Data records
+++

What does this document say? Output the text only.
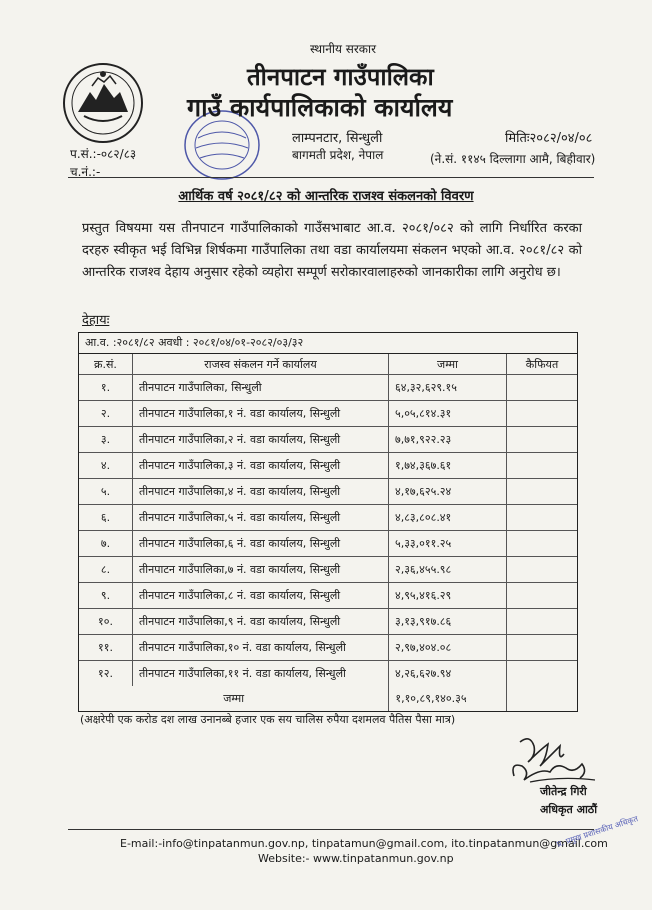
स्थानीय सरकार
तीनपाटन गाउँपालिका
गाउँ कार्यपालिकाको कार्यालय
लाम्पनटार, सिन्धुली
बागमती प्रदेश, नेपाल
मितिः२०८२/०४/०८
(ने.सं. ११४५ दिल्लागा आमै, बिहीवार)
प.सं.:-०८२/८३
च.नं.:-
आर्थिक वर्ष २०८१/८२ को आन्तरिक राजश्व संकलनको विवरण
प्रस्तुत विषयमा यस तीनपाटन गाउँपालिकाको गाउँसभाबाट आ.व. २०८१/०८२ को लागि निर्धारित करका दरहरु स्वीकृत भई विभिन्न शिर्षकमा गाउँपालिका तथा वडा कार्यालयमा संकलन भएको आ.व. २०८१/८२ को आन्तरिक राजश्व देहाय अनुसार रहेको व्यहोरा सम्पूर्ण सरोकारवालाहरुको जानकारीका लागि अनुरोध छ।
देहायः
आ.व. :२०८१/८२ अवधी : २०८१/०४/०१-२०८२/०३/३२
क्र.सं.	राजस्व संकलन गर्ने कार्यालय	जम्मा	कैफियत
१.	तीनपाटन गाउँपालिका, सिन्धुली	६४,३२,६२९.१५
२.	तीनपाटन गाउँपालिका,१ नं. वडा कार्यालय, सिन्धुली	५,०५,८१४.३१
३.	तीनपाटन गाउँपालिका,२ नं. वडा कार्यालय, सिन्धुली	७,७१,९२२.२३
४.	तीनपाटन गाउँपालिका,३ नं. वडा कार्यालय, सिन्धुली	१,७४,३६७.६१
५.	तीनपाटन गाउँपालिका,४ नं. वडा कार्यालय, सिन्धुली	४,१७,६२५.२४
६.	तीनपाटन गाउँपालिका,५ नं. वडा कार्यालय, सिन्धुली	४,८३,८०८.४१
७.	तीनपाटन गाउँपालिका,६ नं. वडा कार्यालय, सिन्धुली	५,३३,०११.२५
८.	तीनपाटन गाउँपालिका,७ नं. वडा कार्यालय, सिन्धुली	२,३६,४५५.९८
९.	तीनपाटन गाउँपालिका,८ नं. वडा कार्यालय, सिन्धुली	४,९५,४१६.२९
१०.	तीनपाटन गाउँपालिका,९ नं. वडा कार्यालय, सिन्धुली	३,१३,९१७.८६
११.	तीनपाटन गाउँपालिका,१० नं. वडा कार्यालय, सिन्धुली	२,९७,४०४.०८
१२.	तीनपाटन गाउँपालिका,११ नं. वडा कार्यालय, सिन्धुली	४,२६,६२७.९४
जम्मा	१,१०,८९,१४०.३५
(अक्षरेपी एक करोड दश लाख उनानब्बे हजार एक सय चालिस रुपैया दशमलव पैतिस पैसा मात्र)
जीतेन्द्र गिरी
अधिकृत आठौं
E-mail:-info@tinpatanmun.gov.np, tinpatamun@gmail.com, ito.tinpatanmun@gmail.com
Website:- www.tinpatanmun.gov.np
प्र. प्रमुख प्रशासकीय अधिकृत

+++

**WHAT THE TASK REQUIRES**
A faithful copy of the records above is needed, with the pictures left out.

**RESPONSE BELOW**
What does this document say? Output the text only.
स्थानीय सरकार
तीनपाटन गाउँपालिका
गाउँ कार्यपालिकाको कार्यालय
लाम्पनटार, सिन्धुली
बागमती प्रदेश, नेपाल
मितिः२०८२/०४/०८
(ने.सं. ११४५ दिल्लागा आमै, बिहीवार)
प.सं.:-०८२/८३
च.नं.:-
आर्थिक वर्ष २०८१/८२ को आन्तरिक राजश्व संकलनको विवरण
प्रस्तुत विषयमा यस तीनपाटन गाउँपालिकाको गाउँसभाबाट आ.व. २०८१/०८२ को लागि निर्धारित करका दरहरु स्वीकृत भई विभिन्न शिर्षकमा गाउँपालिका तथा वडा कार्यालयमा संकलन भएको आ.व. २०८१/८२ को आन्तरिक राजश्व देहाय अनुसार रहेको व्यहोरा सम्पूर्ण सरोकारवालाहरुको जानकारीका लागि अनुरोध छ।
देहायः
आ.व. :२०८१/८२ अवधी : २०८१/०४/०१-२०८२/०३/३२
क्र.सं.	राजस्व संकलन गर्ने कार्यालय	जम्मा	कैफियत
१.	तीनपाटन गाउँपालिका, सिन्धुली	६४,३२,६२९.१५
२.	तीनपाटन गाउँपालिका,१ नं. वडा कार्यालय, सिन्धुली	५,०५,८१४.३१
३.	तीनपाटन गाउँपालिका,२ नं. वडा कार्यालय, सिन्धुली	७,७१,९२२.२३
४.	तीनपाटन गाउँपालिका,३ नं. वडा कार्यालय, सिन्धुली	१,७४,३६७.६१
५.	तीनपाटन गाउँपालिका,४ नं. वडा कार्यालय, सिन्धुली	४,१७,६२५.२४
६.	तीनपाटन गाउँपालिका,५ नं. वडा कार्यालय, सिन्धुली	४,८३,८०८.४१
७.	तीनपाटन गाउँपालिका,६ नं. वडा कार्यालय, सिन्धुली	५,३३,०११.२५
८.	तीनपाटन गाउँपालिका,७ नं. वडा कार्यालय, सिन्धुली	२,३६,४५५.९८
९.	तीनपाटन गाउँपालिका,८ नं. वडा कार्यालय, सिन्धुली	४,९५,४१६.२९
१०.	तीनपाटन गाउँपालिका,९ नं. वडा कार्यालय, सिन्धुली	३,१३,९१७.८६
११.	तीनपाटन गाउँपालिका,१० नं. वडा कार्यालय, सिन्धुली	२,९७,४०४.०८
१२.	तीनपाटन गाउँपालिका,११ नं. वडा कार्यालय, सिन्धुली	४,२६,६२७.९४
जम्मा	१,१०,८९,१४०.३५
(अक्षरेपी एक करोड दश लाख उनानब्बे हजार एक सय चालिस रुपैया दशमलव पैतिस पैसा मात्र)
जीतेन्द्र गिरी
अधिकृत आठौं
E-mail:-info@tinpatanmun.gov.np, tinpatamun@gmail.com, ito.tinpatanmun@gmail.com
Website:- www.tinpatanmun.gov.np
प्र. प्रमुख प्रशासकीय अधिकृत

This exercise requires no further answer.